• _Records for the task_

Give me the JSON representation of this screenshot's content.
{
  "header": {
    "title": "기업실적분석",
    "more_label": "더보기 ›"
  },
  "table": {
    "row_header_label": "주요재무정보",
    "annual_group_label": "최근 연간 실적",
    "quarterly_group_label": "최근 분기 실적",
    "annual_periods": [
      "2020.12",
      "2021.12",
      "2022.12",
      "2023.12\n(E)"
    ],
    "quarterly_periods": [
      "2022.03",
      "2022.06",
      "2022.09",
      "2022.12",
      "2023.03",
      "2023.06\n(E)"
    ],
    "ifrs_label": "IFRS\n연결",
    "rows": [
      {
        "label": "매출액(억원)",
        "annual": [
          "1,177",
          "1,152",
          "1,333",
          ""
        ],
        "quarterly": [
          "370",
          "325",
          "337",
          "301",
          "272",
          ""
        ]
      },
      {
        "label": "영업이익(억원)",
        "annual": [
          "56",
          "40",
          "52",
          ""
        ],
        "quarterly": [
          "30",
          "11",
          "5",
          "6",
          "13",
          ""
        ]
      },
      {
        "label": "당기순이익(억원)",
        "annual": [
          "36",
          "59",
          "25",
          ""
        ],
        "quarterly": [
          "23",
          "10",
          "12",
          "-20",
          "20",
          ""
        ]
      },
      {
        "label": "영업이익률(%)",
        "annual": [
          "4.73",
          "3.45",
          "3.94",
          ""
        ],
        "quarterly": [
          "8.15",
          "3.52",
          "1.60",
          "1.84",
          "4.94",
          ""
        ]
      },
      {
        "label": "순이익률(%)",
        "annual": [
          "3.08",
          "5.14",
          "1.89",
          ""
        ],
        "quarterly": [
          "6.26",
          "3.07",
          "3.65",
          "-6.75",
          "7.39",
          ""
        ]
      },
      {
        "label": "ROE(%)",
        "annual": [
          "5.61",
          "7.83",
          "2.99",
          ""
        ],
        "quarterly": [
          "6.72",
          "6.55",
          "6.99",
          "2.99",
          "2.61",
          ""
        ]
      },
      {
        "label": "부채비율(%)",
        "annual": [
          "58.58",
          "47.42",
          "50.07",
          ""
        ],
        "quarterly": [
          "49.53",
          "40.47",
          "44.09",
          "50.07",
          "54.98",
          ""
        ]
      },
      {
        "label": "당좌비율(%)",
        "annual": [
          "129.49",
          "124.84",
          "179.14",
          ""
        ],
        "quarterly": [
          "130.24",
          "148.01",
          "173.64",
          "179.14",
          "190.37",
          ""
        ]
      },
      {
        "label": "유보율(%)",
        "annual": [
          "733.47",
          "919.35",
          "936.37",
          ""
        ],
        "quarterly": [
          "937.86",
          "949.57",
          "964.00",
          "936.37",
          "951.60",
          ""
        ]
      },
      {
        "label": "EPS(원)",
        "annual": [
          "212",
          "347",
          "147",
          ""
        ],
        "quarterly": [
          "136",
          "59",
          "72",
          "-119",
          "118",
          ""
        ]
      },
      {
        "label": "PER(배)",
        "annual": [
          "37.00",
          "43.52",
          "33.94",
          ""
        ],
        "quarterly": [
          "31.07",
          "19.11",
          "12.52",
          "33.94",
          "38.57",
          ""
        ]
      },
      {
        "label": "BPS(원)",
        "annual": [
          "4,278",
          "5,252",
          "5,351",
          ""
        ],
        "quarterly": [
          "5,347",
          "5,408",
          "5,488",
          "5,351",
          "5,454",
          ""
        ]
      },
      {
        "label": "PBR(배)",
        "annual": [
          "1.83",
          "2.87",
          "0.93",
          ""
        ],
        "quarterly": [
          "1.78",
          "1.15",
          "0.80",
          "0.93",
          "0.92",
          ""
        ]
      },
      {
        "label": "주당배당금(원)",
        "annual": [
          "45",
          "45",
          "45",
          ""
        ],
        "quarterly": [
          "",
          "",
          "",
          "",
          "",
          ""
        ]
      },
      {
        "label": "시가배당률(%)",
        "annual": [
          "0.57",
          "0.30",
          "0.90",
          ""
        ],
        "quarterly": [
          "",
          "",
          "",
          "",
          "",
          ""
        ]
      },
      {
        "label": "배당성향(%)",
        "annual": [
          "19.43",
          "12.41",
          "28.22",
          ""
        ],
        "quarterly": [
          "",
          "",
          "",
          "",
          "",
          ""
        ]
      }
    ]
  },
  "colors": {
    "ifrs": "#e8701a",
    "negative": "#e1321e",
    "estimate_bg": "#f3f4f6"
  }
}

• _Aim of the task_
Output all preceding records character for character.

• _Solved exercise_
Give me the JSON representation of this screenshot's content.
{
  "header": {
    "title": "기업실적분석",
    "more_label": "더보기 ›"
  },
  "table": {
    "row_header_label": "주요재무정보",
    "annual_group_label": "최근 연간 실적",
    "quarterly_group_label": "최근 분기 실적",
    "annual_periods": [
      "2020.12",
      "2021.12",
      "2022.12",
      "2023.12\n(E)"
    ],
    "quarterly_periods": [
      "2022.03",
      "2022.06",
      "2022.09",
      "2022.12",
      "2023.03",
      "2023.06\n(E)"
    ],
    "ifrs_label": "IFRS\n연결",
    "rows": [
      {
        "label": "매출액(억원)",
        "annual": [
          "1,177",
          "1,152",
          "1,333",
          ""
        ],
        "quarterly": [
          "370",
          "325",
          "337",
          "301",
          "272",
          ""
        ]
      },
      {
        "label": "영업이익(억원)",
        "annual": [
          "56",
          "40",
          "52",
          ""
        ],
        "quarterly": [
          "30",
          "11",
          "5",
          "6",
          "13",
          ""
        ]
      },
      {
        "label": "당기순이익(억원)",
        "annual": [
          "36",
          "59",
          "25",
          ""
        ],
        "quarterly": [
          "23",
          "10",
          "12",
          "-20",
          "20",
          ""
        ]
      },
      {
        "label": "영업이익률(%)",
        "annual": [
          "4.73",
          "3.45",
          "3.94",
          ""
        ],
        "quarterly": [
          "8.15",
          "3.52",
          "1.60",
          "1.84",
          "4.94",
          ""
        ]
      },
      {
        "label": "순이익률(%)",
        "annual": [
          "3.08",
          "5.14",
          "1.89",
          ""
        ],
        "quarterly": [
          "6.26",
          "3.07",
          "3.65",
          "-6.75",
          "7.39",
          ""
        ]
      },
      {
        "label": "ROE(%)",
        "annual": [
          "5.61",
          "7.83",
          "2.99",
          ""
        ],
        "quarterly": [
          "6.72",
          "6.55",
          "6.99",
          "2.99",
          "2.61",
          ""
        ]
      },
      {
        "label": "부채비율(%)",
        "annual": [
          "58.58",
          "47.42",
          "50.07",
          ""
        ],
        "quarterly": [
          "49.53",
          "40.47",
          "44.09",
          "50.07",
          "54.98",
          ""
        ]
      },
      {
        "label": "당좌비율(%)",
        "annual": [
          "129.49",
          "124.84",
          "179.14",
          ""
        ],
        "quarterly": [
          "130.24",
          "148.01",
          "173.64",
          "179.14",
          "190.37",
          ""
        ]
      },
      {
        "label": "유보율(%)",
        "annual": [
          "733.47",
          "919.35",
          "936.37",
          ""
        ],
        "quarterly": [
          "937.86",
          "949.57",
          "964.00",
          "936.37",
          "951.60",
          ""
        ]
      },
      {
        "label": "EPS(원)",
        "annual": [
          "212",
          "347",
          "147",
          ""
        ],
        "quarterly": [
          "136",
          "59",
          "72",
          "-119",
          "118",
          ""
        ]
      },
      {
        "label": "PER(배)",
        "annual": [
          "37.00",
          "43.52",
          "33.94",
          ""
        ],
        "quarterly": [
          "31.07",
          "19.11",
          "12.52",
          "33.94",
          "38.57",
          ""
        ]
      },
      {
        "label": "BPS(원)",
        "annual": [
          "4,278",
          "5,252",
          "5,351",
          ""
        ],
        "quarterly": [
          "5,347",
          "5,408",
          "5,488",
          "5,351",
          "5,454",
          ""
        ]
      },
      {
        "label": "PBR(배)",
        "annual": [
          "1.83",
          "2.87",
          "0.93",
          ""
        ],
        "quarterly": [
          "1.78",
          "1.15",
          "0.80",
          "0.93",
          "0.92",
          ""
        ]
      },
      {
        "label": "주당배당금(원)",
        "annual": [
          "45",
          "45",
          "45",
          ""
        ],
        "quarterly": [
          "",
          "",
          "",
          "",
          "",
          ""
        ]
      },
      {
        "label": "시가배당률(%)",
        "annual": [
          "0.57",
          "0.30",
          "0.90",
          ""
        ],
        "quarterly": [
          "",
          "",
          "",
          "",
          "",
          ""
        ]
      },
      {
        "label": "배당성향(%)",
        "annual": [
          "19.43",
          "12.41",
          "28.22",
          ""
        ],
        "quarterly": [
          "",
          "",
          "",
          "",
          "",
          ""
        ]
      }
    ]
  },
  "colors": {
    "ifrs": "#e8701a",
    "negative": "#e1321e",
    "estimate_bg": "#f3f4f6"
  }
}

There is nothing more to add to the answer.